What is being asked: The listing must be reproduced in full, exactly as it stands.

[start]

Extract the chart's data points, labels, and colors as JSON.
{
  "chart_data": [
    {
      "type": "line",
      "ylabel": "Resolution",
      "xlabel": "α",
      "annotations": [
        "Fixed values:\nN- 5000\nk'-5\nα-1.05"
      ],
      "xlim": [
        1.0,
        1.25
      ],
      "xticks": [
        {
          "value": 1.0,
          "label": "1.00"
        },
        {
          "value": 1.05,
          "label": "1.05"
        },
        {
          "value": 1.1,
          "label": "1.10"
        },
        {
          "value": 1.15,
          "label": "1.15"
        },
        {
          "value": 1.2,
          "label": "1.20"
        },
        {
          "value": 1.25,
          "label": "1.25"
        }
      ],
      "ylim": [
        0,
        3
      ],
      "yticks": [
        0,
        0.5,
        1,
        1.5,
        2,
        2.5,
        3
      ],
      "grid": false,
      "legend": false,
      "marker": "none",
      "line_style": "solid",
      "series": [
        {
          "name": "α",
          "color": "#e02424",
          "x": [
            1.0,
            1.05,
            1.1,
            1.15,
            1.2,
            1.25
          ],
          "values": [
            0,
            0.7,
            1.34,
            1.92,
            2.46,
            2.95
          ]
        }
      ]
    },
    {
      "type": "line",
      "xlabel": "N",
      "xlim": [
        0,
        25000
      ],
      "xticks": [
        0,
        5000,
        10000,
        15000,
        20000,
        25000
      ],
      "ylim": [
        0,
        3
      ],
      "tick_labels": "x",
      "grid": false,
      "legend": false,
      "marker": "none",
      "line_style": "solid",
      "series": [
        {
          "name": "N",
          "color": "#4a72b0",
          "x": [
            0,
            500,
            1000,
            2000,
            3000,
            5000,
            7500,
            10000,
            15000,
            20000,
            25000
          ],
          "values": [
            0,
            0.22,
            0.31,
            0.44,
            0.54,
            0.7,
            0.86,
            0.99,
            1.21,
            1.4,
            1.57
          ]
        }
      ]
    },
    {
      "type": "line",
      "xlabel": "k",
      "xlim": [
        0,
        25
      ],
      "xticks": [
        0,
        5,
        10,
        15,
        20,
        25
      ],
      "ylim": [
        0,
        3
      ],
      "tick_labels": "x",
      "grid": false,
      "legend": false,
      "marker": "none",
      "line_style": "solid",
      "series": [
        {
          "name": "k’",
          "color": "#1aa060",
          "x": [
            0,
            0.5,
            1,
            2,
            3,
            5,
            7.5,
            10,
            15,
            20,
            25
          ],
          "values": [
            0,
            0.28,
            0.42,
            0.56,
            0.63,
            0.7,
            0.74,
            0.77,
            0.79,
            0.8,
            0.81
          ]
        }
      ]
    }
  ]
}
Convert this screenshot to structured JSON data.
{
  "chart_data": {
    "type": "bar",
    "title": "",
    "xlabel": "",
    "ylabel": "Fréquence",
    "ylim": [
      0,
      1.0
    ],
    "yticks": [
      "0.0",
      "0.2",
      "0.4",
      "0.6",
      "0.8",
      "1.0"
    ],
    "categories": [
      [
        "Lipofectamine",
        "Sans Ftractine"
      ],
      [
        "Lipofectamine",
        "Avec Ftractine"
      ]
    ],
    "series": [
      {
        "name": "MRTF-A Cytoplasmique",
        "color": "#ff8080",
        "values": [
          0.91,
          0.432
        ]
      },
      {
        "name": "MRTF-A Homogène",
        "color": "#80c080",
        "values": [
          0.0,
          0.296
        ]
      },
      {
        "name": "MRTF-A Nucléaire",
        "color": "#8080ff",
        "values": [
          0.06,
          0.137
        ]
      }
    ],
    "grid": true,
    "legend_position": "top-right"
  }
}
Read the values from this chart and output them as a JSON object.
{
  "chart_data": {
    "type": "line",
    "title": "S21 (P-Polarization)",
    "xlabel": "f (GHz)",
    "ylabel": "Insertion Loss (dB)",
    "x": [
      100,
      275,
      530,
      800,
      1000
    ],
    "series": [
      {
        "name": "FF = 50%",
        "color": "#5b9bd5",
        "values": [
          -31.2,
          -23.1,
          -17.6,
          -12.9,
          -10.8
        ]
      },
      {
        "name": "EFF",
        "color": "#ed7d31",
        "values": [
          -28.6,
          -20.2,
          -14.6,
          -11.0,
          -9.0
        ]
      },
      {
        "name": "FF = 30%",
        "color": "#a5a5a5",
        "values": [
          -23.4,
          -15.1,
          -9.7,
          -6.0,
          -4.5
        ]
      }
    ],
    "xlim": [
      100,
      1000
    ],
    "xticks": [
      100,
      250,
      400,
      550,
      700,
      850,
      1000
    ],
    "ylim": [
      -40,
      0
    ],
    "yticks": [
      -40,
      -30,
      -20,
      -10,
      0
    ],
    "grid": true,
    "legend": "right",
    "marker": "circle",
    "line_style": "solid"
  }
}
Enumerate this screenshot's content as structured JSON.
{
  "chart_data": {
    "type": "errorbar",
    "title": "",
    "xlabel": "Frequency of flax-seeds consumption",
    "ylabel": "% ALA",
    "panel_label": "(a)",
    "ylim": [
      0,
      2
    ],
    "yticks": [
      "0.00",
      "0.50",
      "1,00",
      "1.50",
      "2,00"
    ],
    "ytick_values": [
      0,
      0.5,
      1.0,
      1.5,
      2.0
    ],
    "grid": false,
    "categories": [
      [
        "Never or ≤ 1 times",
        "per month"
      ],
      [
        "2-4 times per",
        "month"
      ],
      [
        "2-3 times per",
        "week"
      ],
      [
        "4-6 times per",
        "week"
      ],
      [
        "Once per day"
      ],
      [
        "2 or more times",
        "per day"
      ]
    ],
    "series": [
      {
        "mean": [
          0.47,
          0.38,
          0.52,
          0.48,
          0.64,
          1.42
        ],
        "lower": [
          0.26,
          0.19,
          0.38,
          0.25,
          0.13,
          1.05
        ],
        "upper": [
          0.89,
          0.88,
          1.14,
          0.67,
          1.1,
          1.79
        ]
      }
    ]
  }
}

[end]

Exercise response:
Extract the chart's data points, labels, and colors as JSON.
{
  "chart_data": [
    {
      "type": "line",
      "ylabel": "Resolution",
      "xlabel": "α",
      "annotations": [
        "Fixed values:\nN- 5000\nk'-5\nα-1.05"
      ],
      "xlim": [
        1.0,
        1.25
      ],
      "xticks": [
        {
          "value": 1.0,
          "label": "1.00"
        },
        {
          "value": 1.05,
          "label": "1.05"
        },
        {
          "value": 1.1,
          "label": "1.10"
        },
        {
          "value": 1.15,
          "label": "1.15"
        },
        {
          "value": 1.2,
          "label": "1.20"
        },
        {
          "value": 1.25,
          "label": "1.25"
        }
      ],
      "ylim": [
        0,
        3
      ],
      "yticks": [
        0,
        0.5,
        1,
        1.5,
        2,
        2.5,
        3
      ],
      "grid": false,
      "legend": false,
      "marker": "none",
      "line_style": "solid",
      "series": [
        {
          "name": "α",
          "color": "#e02424",
          "x": [
            1.0,
            1.05,
            1.1,
            1.15,
            1.2,
            1.25
          ],
          "values": [
            0,
            0.7,
            1.34,
            1.92,
            2.46,
            2.95
          ]
        }
      ]
    },
    {
      "type": "line",
      "xlabel": "N",
      "xlim": [
        0,
        25000
      ],
      "xticks": [
        0,
        5000,
        10000,
        15000,
        20000,
        25000
      ],
      "ylim": [
        0,
        3
      ],
      "tick_labels": "x",
      "grid": false,
      "legend": false,
      "marker": "none",
      "line_style": "solid",
      "series": [
        {
          "name": "N",
          "color": "#4a72b0",
          "x": [
            0,
            500,
            1000,
            2000,
            3000,
            5000,
            7500,
            10000,
            15000,
            20000,
            25000
          ],
          "values": [
            0,
            0.22,
            0.31,
            0.44,
            0.54,
            0.7,
            0.86,
            0.99,
            1.21,
            1.4,
            1.57
          ]
        }
      ]
    },
    {
      "type": "line",
      "xlabel": "k",
      "xlim": [
        0,
        25
      ],
      "xticks": [
        0,
        5,
        10,
        15,
        20,
        25
      ],
      "ylim": [
        0,
        3
      ],
      "tick_labels": "x",
      "grid": false,
      "legend": false,
      "marker": "none",
      "line_style": "solid",
      "series": [
        {
          "name": "k’",
          "color": "#1aa060",
          "x": [
            0,
            0.5,
            1,
            2,
            3,
            5,
            7.5,
            10,
            15,
            20,
            25
          ],
          "values": [
            0,
            0.28,
            0.42,
            0.56,
            0.63,
            0.7,
            0.74,
            0.77,
            0.79,
            0.8,
            0.81
          ]
        }
      ]
    }
  ]
}
Convert this screenshot to structured JSON data.
{
  "chart_data": {
    "type": "bar",
    "title": "",
    "xlabel": "",
    "ylabel": "Fréquence",
    "ylim": [
      0,
      1.0
    ],
    "yticks": [
      "0.0",
      "0.2",
      "0.4",
      "0.6",
      "0.8",
      "1.0"
    ],
    "categories": [
      [
        "Lipofectamine",
        "Sans Ftractine"
      ],
      [
        "Lipofectamine",
        "Avec Ftractine"
      ]
    ],
    "series": [
      {
        "name": "MRTF-A Cytoplasmique",
        "color": "#ff8080",
        "values": [
          0.91,
          0.432
        ]
      },
      {
        "name": "MRTF-A Homogène",
        "color": "#80c080",
        "values": [
          0.0,
          0.296
        ]
      },
      {
        "name": "MRTF-A Nucléaire",
        "color": "#8080ff",
        "values": [
          0.06,
          0.137
        ]
      }
    ],
    "grid": true,
    "legend_position": "top-right"
  }
}
Read the values from this chart and output them as a JSON object.
{
  "chart_data": {
    "type": "line",
    "title": "S21 (P-Polarization)",
    "xlabel": "f (GHz)",
    "ylabel": "Insertion Loss (dB)",
    "x": [
      100,
      275,
      530,
      800,
      1000
    ],
    "series": [
      {
        "name": "FF = 50%",
        "color": "#5b9bd5",
        "values": [
          -31.2,
          -23.1,
          -17.6,
          -12.9,
          -10.8
        ]
      },
      {
        "name": "EFF",
        "color": "#ed7d31",
        "values": [
          -28.6,
          -20.2,
          -14.6,
          -11.0,
          -9.0
        ]
      },
      {
        "name": "FF = 30%",
        "color": "#a5a5a5",
        "values": [
          -23.4,
          -15.1,
          -9.7,
          -6.0,
          -4.5
        ]
      }
    ],
    "xlim": [
      100,
      1000
    ],
    "xticks": [
      100,
      250,
      400,
      550,
      700,
      850,
      1000
    ],
    "ylim": [
      -40,
      0
    ],
    "yticks": [
      -40,
      -30,
      -20,
      -10,
      0
    ],
    "grid": true,
    "legend": "right",
    "marker": "circle",
    "line_style": "solid"
  }
}
Enumerate this screenshot's content as structured JSON.
{
  "chart_data": {
    "type": "errorbar",
    "title": "",
    "xlabel": "Frequency of flax-seeds consumption",
    "ylabel": "% ALA",
    "panel_label": "(a)",
    "ylim": [
      0,
      2
    ],
    "yticks": [
      "0.00",
      "0.50",
      "1,00",
      "1.50",
      "2,00"
    ],
    "ytick_values": [
      0,
      0.5,
      1.0,
      1.5,
      2.0
    ],
    "grid": false,
    "categories": [
      [
        "Never or ≤ 1 times",
        "per month"
      ],
      [
        "2-4 times per",
        "month"
      ],
      [
        "2-3 times per",
        "week"
      ],
      [
        "4-6 times per",
        "week"
      ],
      [
        "Once per day"
      ],
      [
        "2 or more times",
        "per day"
      ]
    ],
    "series": [
      {
        "mean": [
          0.47,
          0.38,
          0.52,
          0.48,
          0.64,
          1.42
        ],
        "lower": [
          0.26,
          0.19,
          0.38,
          0.25,
          0.13,
          1.05
        ],
        "upper": [
          0.89,
          0.88,
          1.14,
          0.67,
          1.1,
          1.79
        ]
      }
    ]
  }
}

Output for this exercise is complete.